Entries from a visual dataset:
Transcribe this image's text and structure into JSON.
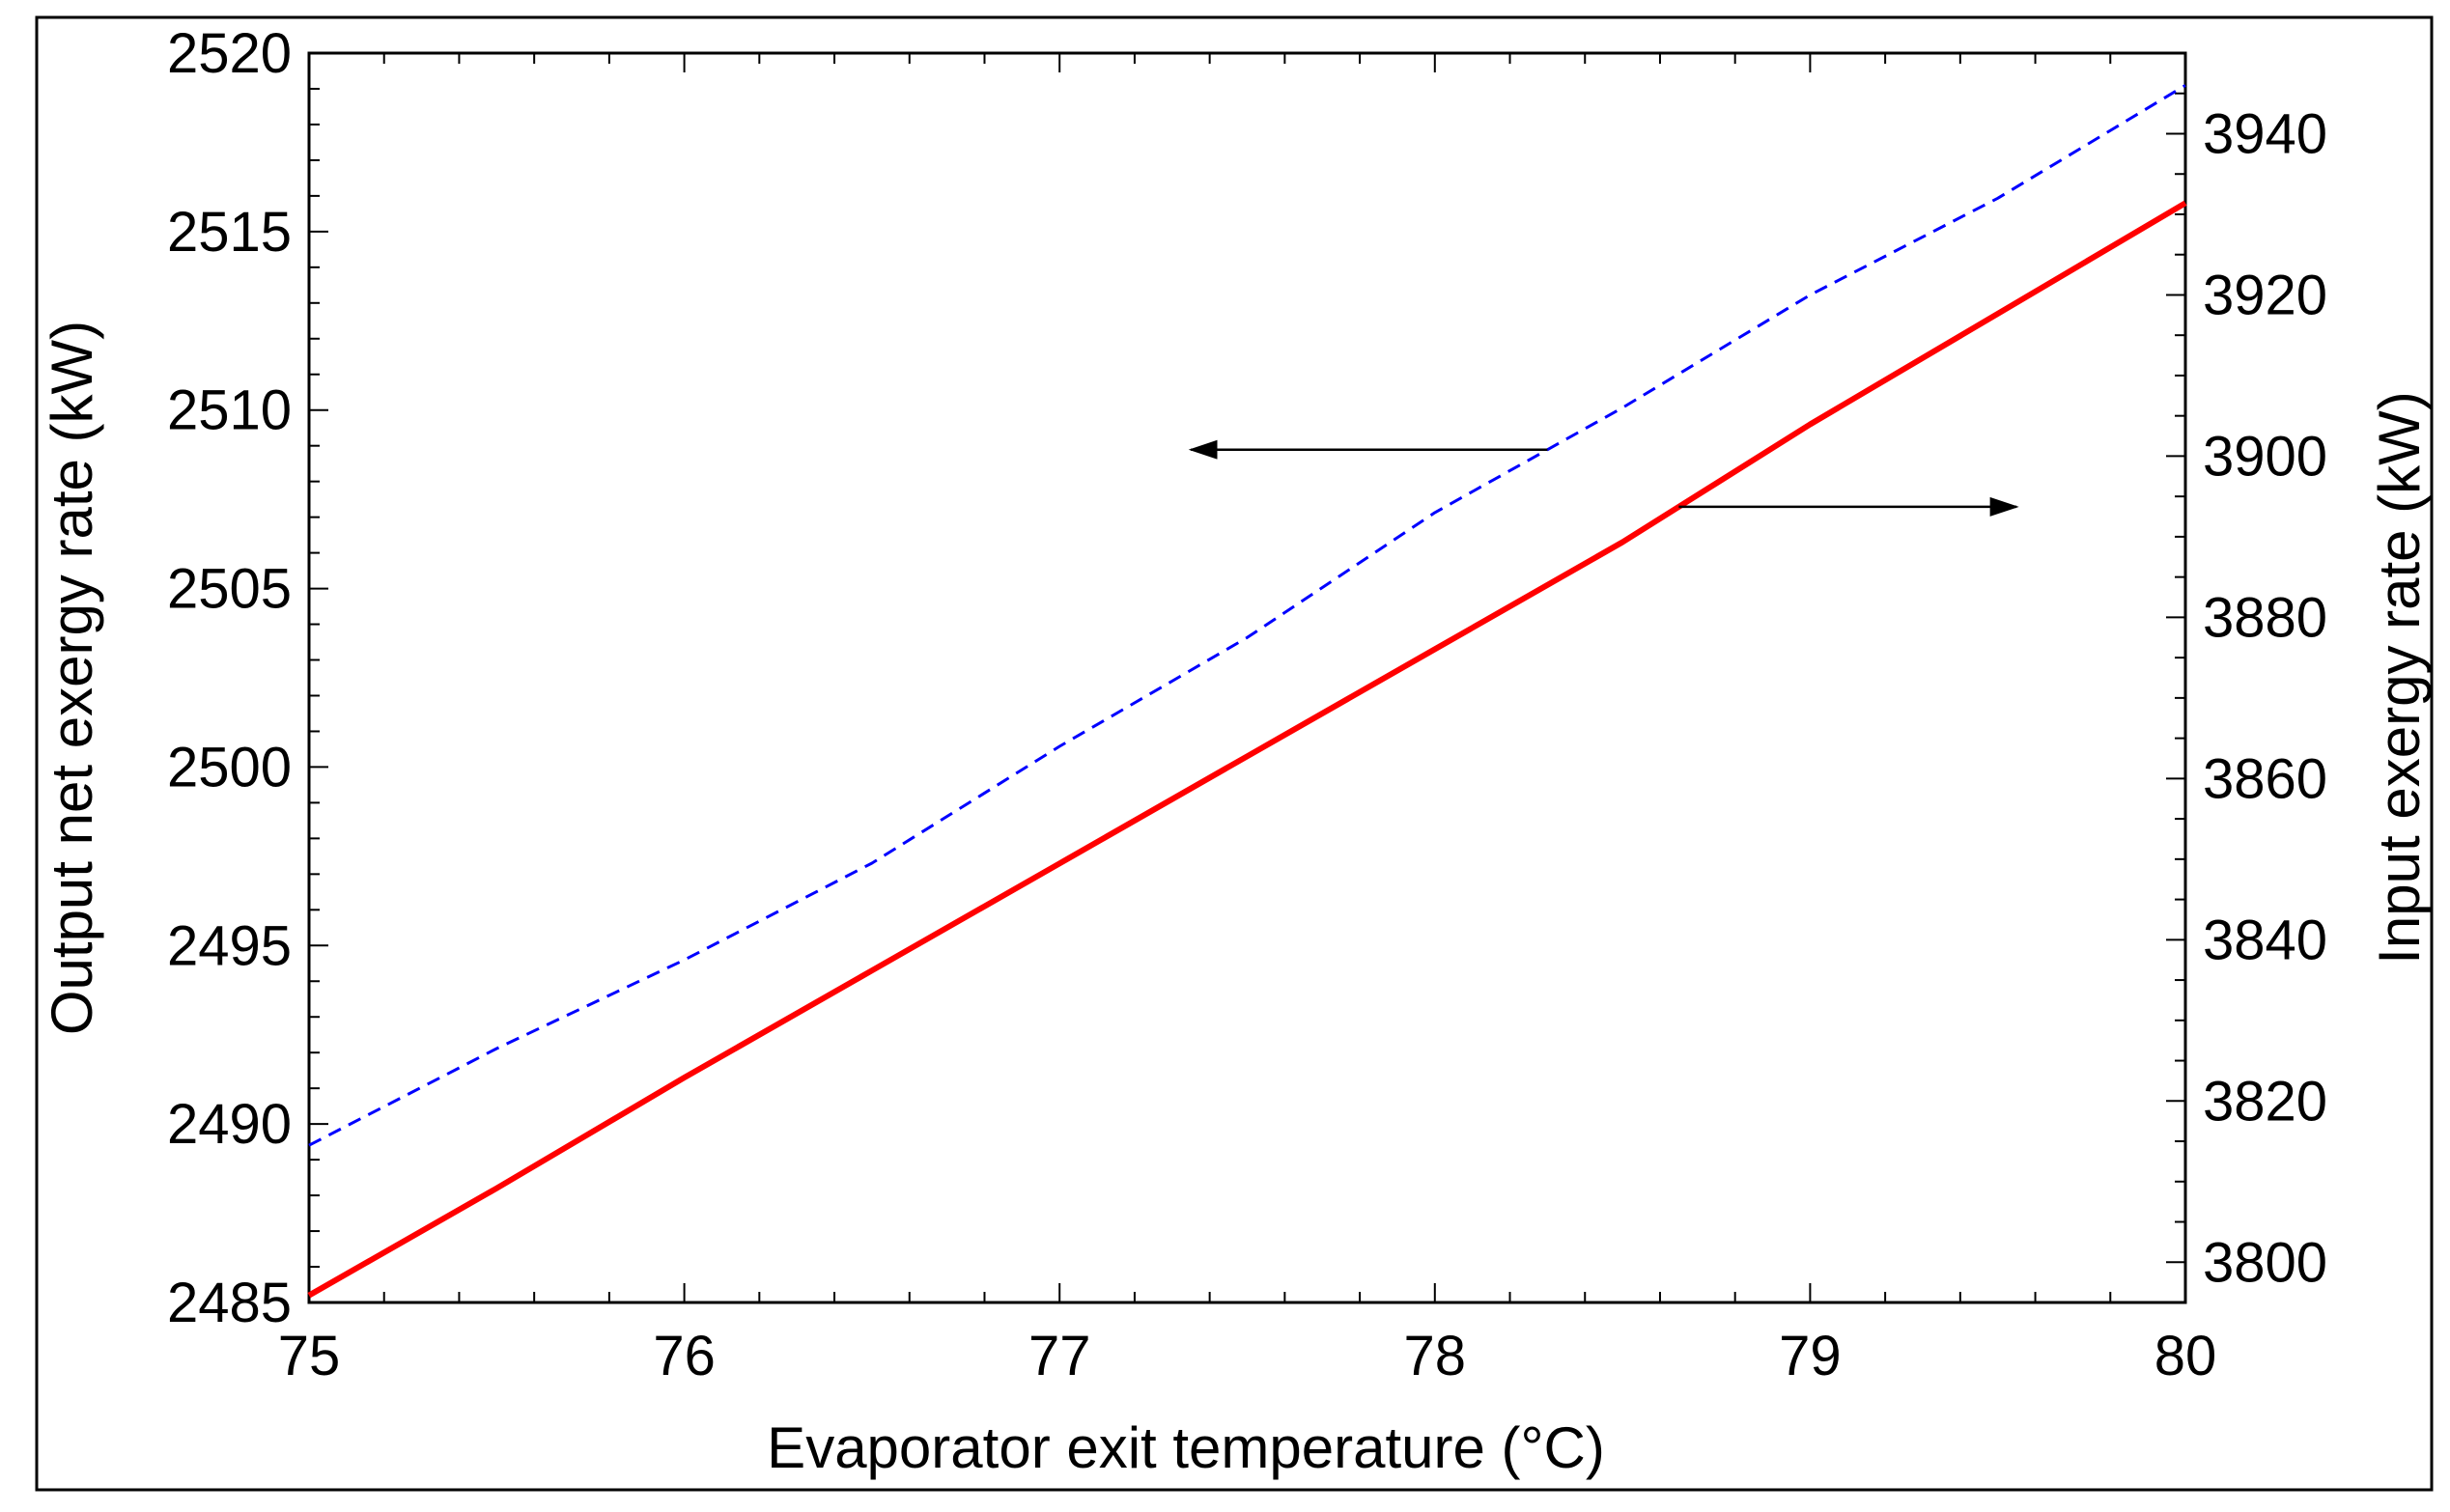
{
  "chart_data": {
    "type": "line",
    "title": "",
    "xlabel": "Evaporator exit temperature (°C)",
    "ylabel_left": "Output net exergy rate (kW)",
    "ylabel_right": "Input exergy rate (kW)",
    "xlim": [
      75,
      80
    ],
    "ylim_left": [
      2485,
      2520
    ],
    "ylim_right": [
      3795,
      3950
    ],
    "x_ticks": [
      "75",
      "76",
      "77",
      "78",
      "79",
      "80"
    ],
    "y_left_ticks": [
      "2485",
      "2490",
      "2495",
      "2500",
      "2505",
      "2510",
      "2515",
      "2520"
    ],
    "y_right_ticks": [
      "3800",
      "3820",
      "3840",
      "3860",
      "3880",
      "3900",
      "3920",
      "3940"
    ],
    "grid": false,
    "series": [
      {
        "name": "Output net exergy rate",
        "axis": "left",
        "style": "solid",
        "color": "#ff0000",
        "x": [
          75,
          75.5,
          76,
          76.5,
          77,
          77.5,
          78,
          78.5,
          79,
          79.5,
          80
        ],
        "values": [
          2485.2,
          2488.2,
          2491.3,
          2494.3,
          2497.3,
          2500.3,
          2503.3,
          2506.3,
          2509.6,
          2512.7,
          2515.8
        ]
      },
      {
        "name": "Input exergy rate",
        "axis": "right",
        "style": "dashed",
        "color": "#0000ff",
        "x": [
          75,
          75.5,
          76,
          76.5,
          77,
          77.5,
          78,
          78.5,
          79,
          79.5,
          80
        ],
        "values": [
          3814.5,
          3826.5,
          3837.5,
          3849.5,
          3864,
          3877.5,
          3893,
          3906,
          3920,
          3932,
          3946
        ]
      }
    ],
    "annotations": [
      {
        "type": "arrow",
        "direction": "left",
        "points_to": "left axis",
        "from_series": "Input exergy rate",
        "note": "arrow from dashed curve toward left axis"
      },
      {
        "type": "arrow",
        "direction": "right",
        "points_to": "right axis",
        "from_series": "Output net exergy rate",
        "note": "arrow from solid curve toward right axis"
      }
    ]
  }
}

— The task —
Reproduce all of the data exactly; the pictures do not belong in the copy.

— Problem solution —
Transcribe this image's text and structure into JSON.
{
  "chart_data": {
    "type": "line",
    "title": "",
    "xlabel": "Evaporator exit temperature (°C)",
    "ylabel_left": "Output net exergy rate (kW)",
    "ylabel_right": "Input exergy rate (kW)",
    "xlim": [
      75,
      80
    ],
    "ylim_left": [
      2485,
      2520
    ],
    "ylim_right": [
      3795,
      3950
    ],
    "x_ticks": [
      "75",
      "76",
      "77",
      "78",
      "79",
      "80"
    ],
    "y_left_ticks": [
      "2485",
      "2490",
      "2495",
      "2500",
      "2505",
      "2510",
      "2515",
      "2520"
    ],
    "y_right_ticks": [
      "3800",
      "3820",
      "3840",
      "3860",
      "3880",
      "3900",
      "3920",
      "3940"
    ],
    "grid": false,
    "series": [
      {
        "name": "Output net exergy rate",
        "axis": "left",
        "style": "solid",
        "color": "#ff0000",
        "x": [
          75,
          75.5,
          76,
          76.5,
          77,
          77.5,
          78,
          78.5,
          79,
          79.5,
          80
        ],
        "values": [
          2485.2,
          2488.2,
          2491.3,
          2494.3,
          2497.3,
          2500.3,
          2503.3,
          2506.3,
          2509.6,
          2512.7,
          2515.8
        ]
      },
      {
        "name": "Input exergy rate",
        "axis": "right",
        "style": "dashed",
        "color": "#0000ff",
        "x": [
          75,
          75.5,
          76,
          76.5,
          77,
          77.5,
          78,
          78.5,
          79,
          79.5,
          80
        ],
        "values": [
          3814.5,
          3826.5,
          3837.5,
          3849.5,
          3864,
          3877.5,
          3893,
          3906,
          3920,
          3932,
          3946
        ]
      }
    ],
    "annotations": [
      {
        "type": "arrow",
        "direction": "left",
        "points_to": "left axis",
        "from_series": "Input exergy rate",
        "note": "arrow from dashed curve toward left axis"
      },
      {
        "type": "arrow",
        "direction": "right",
        "points_to": "right axis",
        "from_series": "Output net exergy rate",
        "note": "arrow from solid curve toward right axis"
      }
    ]
  }
}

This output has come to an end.